Material shown:
------------------------------
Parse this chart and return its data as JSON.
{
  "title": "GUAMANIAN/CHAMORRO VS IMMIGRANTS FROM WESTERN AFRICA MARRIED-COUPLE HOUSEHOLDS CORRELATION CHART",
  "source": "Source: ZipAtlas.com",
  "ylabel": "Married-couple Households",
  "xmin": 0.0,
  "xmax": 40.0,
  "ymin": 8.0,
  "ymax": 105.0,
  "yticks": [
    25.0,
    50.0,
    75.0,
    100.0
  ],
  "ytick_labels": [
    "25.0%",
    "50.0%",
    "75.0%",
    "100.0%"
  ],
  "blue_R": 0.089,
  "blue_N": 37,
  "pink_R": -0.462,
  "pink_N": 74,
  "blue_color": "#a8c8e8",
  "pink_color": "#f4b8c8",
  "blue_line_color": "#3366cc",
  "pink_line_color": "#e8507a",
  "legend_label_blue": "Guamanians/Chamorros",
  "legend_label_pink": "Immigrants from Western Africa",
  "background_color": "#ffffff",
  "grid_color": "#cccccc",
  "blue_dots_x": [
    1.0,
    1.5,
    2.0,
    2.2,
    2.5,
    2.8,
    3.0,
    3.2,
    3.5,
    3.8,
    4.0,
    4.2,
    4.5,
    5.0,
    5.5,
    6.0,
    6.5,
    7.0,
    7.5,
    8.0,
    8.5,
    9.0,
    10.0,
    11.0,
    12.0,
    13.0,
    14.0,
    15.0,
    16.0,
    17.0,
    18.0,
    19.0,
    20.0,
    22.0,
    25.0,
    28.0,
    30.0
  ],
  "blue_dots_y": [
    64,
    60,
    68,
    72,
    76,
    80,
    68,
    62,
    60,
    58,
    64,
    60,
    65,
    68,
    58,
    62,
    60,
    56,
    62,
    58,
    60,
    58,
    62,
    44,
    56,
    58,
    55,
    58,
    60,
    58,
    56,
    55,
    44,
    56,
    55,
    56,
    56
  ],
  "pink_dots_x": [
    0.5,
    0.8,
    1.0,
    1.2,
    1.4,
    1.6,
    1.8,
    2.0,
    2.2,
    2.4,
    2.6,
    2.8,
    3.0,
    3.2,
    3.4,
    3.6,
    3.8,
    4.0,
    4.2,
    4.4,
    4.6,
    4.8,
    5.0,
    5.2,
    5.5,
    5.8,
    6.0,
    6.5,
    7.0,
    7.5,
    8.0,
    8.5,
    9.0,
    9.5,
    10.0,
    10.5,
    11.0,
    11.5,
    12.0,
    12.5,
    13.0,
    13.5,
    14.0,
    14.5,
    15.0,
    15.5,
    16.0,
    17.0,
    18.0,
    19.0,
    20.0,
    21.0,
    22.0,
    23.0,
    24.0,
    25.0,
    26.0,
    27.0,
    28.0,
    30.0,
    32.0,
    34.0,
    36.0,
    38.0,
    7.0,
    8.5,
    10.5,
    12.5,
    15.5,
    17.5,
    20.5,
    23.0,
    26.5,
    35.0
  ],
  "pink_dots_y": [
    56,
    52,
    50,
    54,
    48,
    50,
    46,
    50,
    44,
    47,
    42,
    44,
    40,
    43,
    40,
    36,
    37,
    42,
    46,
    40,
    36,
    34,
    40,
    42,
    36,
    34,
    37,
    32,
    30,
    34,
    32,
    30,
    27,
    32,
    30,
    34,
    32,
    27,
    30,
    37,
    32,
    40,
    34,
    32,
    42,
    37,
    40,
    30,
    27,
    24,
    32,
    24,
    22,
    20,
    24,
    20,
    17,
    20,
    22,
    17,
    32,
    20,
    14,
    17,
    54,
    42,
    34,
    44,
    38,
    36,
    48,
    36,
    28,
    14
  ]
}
------------------------------
Given task:
Repeat the records above in full, character for character.

Output of the task:
Parse this chart and return its data as JSON.
{
  "title": "GUAMANIAN/CHAMORRO VS IMMIGRANTS FROM WESTERN AFRICA MARRIED-COUPLE HOUSEHOLDS CORRELATION CHART",
  "source": "Source: ZipAtlas.com",
  "ylabel": "Married-couple Households",
  "xmin": 0.0,
  "xmax": 40.0,
  "ymin": 8.0,
  "ymax": 105.0,
  "yticks": [
    25.0,
    50.0,
    75.0,
    100.0
  ],
  "ytick_labels": [
    "25.0%",
    "50.0%",
    "75.0%",
    "100.0%"
  ],
  "blue_R": 0.089,
  "blue_N": 37,
  "pink_R": -0.462,
  "pink_N": 74,
  "blue_color": "#a8c8e8",
  "pink_color": "#f4b8c8",
  "blue_line_color": "#3366cc",
  "pink_line_color": "#e8507a",
  "legend_label_blue": "Guamanians/Chamorros",
  "legend_label_pink": "Immigrants from Western Africa",
  "background_color": "#ffffff",
  "grid_color": "#cccccc",
  "blue_dots_x": [
    1.0,
    1.5,
    2.0,
    2.2,
    2.5,
    2.8,
    3.0,
    3.2,
    3.5,
    3.8,
    4.0,
    4.2,
    4.5,
    5.0,
    5.5,
    6.0,
    6.5,
    7.0,
    7.5,
    8.0,
    8.5,
    9.0,
    10.0,
    11.0,
    12.0,
    13.0,
    14.0,
    15.0,
    16.0,
    17.0,
    18.0,
    19.0,
    20.0,
    22.0,
    25.0,
    28.0,
    30.0
  ],
  "blue_dots_y": [
    64,
    60,
    68,
    72,
    76,
    80,
    68,
    62,
    60,
    58,
    64,
    60,
    65,
    68,
    58,
    62,
    60,
    56,
    62,
    58,
    60,
    58,
    62,
    44,
    56,
    58,
    55,
    58,
    60,
    58,
    56,
    55,
    44,
    56,
    55,
    56,
    56
  ],
  "pink_dots_x": [
    0.5,
    0.8,
    1.0,
    1.2,
    1.4,
    1.6,
    1.8,
    2.0,
    2.2,
    2.4,
    2.6,
    2.8,
    3.0,
    3.2,
    3.4,
    3.6,
    3.8,
    4.0,
    4.2,
    4.4,
    4.6,
    4.8,
    5.0,
    5.2,
    5.5,
    5.8,
    6.0,
    6.5,
    7.0,
    7.5,
    8.0,
    8.5,
    9.0,
    9.5,
    10.0,
    10.5,
    11.0,
    11.5,
    12.0,
    12.5,
    13.0,
    13.5,
    14.0,
    14.5,
    15.0,
    15.5,
    16.0,
    17.0,
    18.0,
    19.0,
    20.0,
    21.0,
    22.0,
    23.0,
    24.0,
    25.0,
    26.0,
    27.0,
    28.0,
    30.0,
    32.0,
    34.0,
    36.0,
    38.0,
    7.0,
    8.5,
    10.5,
    12.5,
    15.5,
    17.5,
    20.5,
    23.0,
    26.5,
    35.0
  ],
  "pink_dots_y": [
    56,
    52,
    50,
    54,
    48,
    50,
    46,
    50,
    44,
    47,
    42,
    44,
    40,
    43,
    40,
    36,
    37,
    42,
    46,
    40,
    36,
    34,
    40,
    42,
    36,
    34,
    37,
    32,
    30,
    34,
    32,
    30,
    27,
    32,
    30,
    34,
    32,
    27,
    30,
    37,
    32,
    40,
    34,
    32,
    42,
    37,
    40,
    30,
    27,
    24,
    32,
    24,
    22,
    20,
    24,
    20,
    17,
    20,
    22,
    17,
    32,
    20,
    14,
    17,
    54,
    42,
    34,
    44,
    38,
    36,
    48,
    36,
    28,
    14
  ]
}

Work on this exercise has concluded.